DATASET ROWS:

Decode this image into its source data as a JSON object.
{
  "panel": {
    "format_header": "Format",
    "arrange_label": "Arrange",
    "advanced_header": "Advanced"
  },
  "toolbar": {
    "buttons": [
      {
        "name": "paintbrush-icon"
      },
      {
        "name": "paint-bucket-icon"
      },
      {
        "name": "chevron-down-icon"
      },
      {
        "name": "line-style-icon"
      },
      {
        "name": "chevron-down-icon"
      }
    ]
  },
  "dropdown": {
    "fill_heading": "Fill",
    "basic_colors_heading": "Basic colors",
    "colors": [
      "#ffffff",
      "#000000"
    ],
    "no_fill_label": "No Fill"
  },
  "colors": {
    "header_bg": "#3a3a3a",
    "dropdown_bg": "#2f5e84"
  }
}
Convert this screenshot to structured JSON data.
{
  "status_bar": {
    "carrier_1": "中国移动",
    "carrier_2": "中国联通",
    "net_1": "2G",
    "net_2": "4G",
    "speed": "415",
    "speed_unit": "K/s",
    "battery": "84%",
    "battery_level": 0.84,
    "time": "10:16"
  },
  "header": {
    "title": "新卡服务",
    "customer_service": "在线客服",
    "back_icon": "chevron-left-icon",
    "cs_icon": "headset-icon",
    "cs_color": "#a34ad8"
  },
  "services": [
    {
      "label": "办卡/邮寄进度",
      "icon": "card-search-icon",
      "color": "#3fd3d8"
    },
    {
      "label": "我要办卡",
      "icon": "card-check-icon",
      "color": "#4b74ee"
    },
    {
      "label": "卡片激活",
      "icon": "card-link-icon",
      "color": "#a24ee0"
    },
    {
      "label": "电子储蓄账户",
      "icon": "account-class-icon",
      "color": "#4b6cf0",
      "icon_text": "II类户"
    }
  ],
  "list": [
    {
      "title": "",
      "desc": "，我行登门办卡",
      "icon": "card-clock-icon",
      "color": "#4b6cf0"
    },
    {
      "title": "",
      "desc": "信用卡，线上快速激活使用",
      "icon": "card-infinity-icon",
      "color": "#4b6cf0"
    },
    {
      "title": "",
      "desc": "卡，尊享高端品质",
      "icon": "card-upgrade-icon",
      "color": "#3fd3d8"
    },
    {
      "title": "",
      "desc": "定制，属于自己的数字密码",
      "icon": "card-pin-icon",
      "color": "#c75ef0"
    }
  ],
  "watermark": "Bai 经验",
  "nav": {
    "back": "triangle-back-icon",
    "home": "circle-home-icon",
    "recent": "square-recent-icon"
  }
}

YOUR INSTRUCTIONS: Output the records above in their entirety, exactly.

ANSWER TO THE TASK:
Decode this image into its source data as a JSON object.
{
  "panel": {
    "format_header": "Format",
    "arrange_label": "Arrange",
    "advanced_header": "Advanced"
  },
  "toolbar": {
    "buttons": [
      {
        "name": "paintbrush-icon"
      },
      {
        "name": "paint-bucket-icon"
      },
      {
        "name": "chevron-down-icon"
      },
      {
        "name": "line-style-icon"
      },
      {
        "name": "chevron-down-icon"
      }
    ]
  },
  "dropdown": {
    "fill_heading": "Fill",
    "basic_colors_heading": "Basic colors",
    "colors": [
      "#ffffff",
      "#000000"
    ],
    "no_fill_label": "No Fill"
  },
  "colors": {
    "header_bg": "#3a3a3a",
    "dropdown_bg": "#2f5e84"
  }
}
Convert this screenshot to structured JSON data.
{
  "status_bar": {
    "carrier_1": "中国移动",
    "carrier_2": "中国联通",
    "net_1": "2G",
    "net_2": "4G",
    "speed": "415",
    "speed_unit": "K/s",
    "battery": "84%",
    "battery_level": 0.84,
    "time": "10:16"
  },
  "header": {
    "title": "新卡服务",
    "customer_service": "在线客服",
    "back_icon": "chevron-left-icon",
    "cs_icon": "headset-icon",
    "cs_color": "#a34ad8"
  },
  "services": [
    {
      "label": "办卡/邮寄进度",
      "icon": "card-search-icon",
      "color": "#3fd3d8"
    },
    {
      "label": "我要办卡",
      "icon": "card-check-icon",
      "color": "#4b74ee"
    },
    {
      "label": "卡片激活",
      "icon": "card-link-icon",
      "color": "#a24ee0"
    },
    {
      "label": "电子储蓄账户",
      "icon": "account-class-icon",
      "color": "#4b6cf0",
      "icon_text": "II类户"
    }
  ],
  "list": [
    {
      "title": "",
      "desc": "，我行登门办卡",
      "icon": "card-clock-icon",
      "color": "#4b6cf0"
    },
    {
      "title": "",
      "desc": "信用卡，线上快速激活使用",
      "icon": "card-infinity-icon",
      "color": "#4b6cf0"
    },
    {
      "title": "",
      "desc": "卡，尊享高端品质",
      "icon": "card-upgrade-icon",
      "color": "#3fd3d8"
    },
    {
      "title": "",
      "desc": "定制，属于自己的数字密码",
      "icon": "card-pin-icon",
      "color": "#c75ef0"
    }
  ],
  "watermark": "Bai 经验",
  "nav": {
    "back": "triangle-back-icon",
    "home": "circle-home-icon",
    "recent": "square-recent-icon"
  }
}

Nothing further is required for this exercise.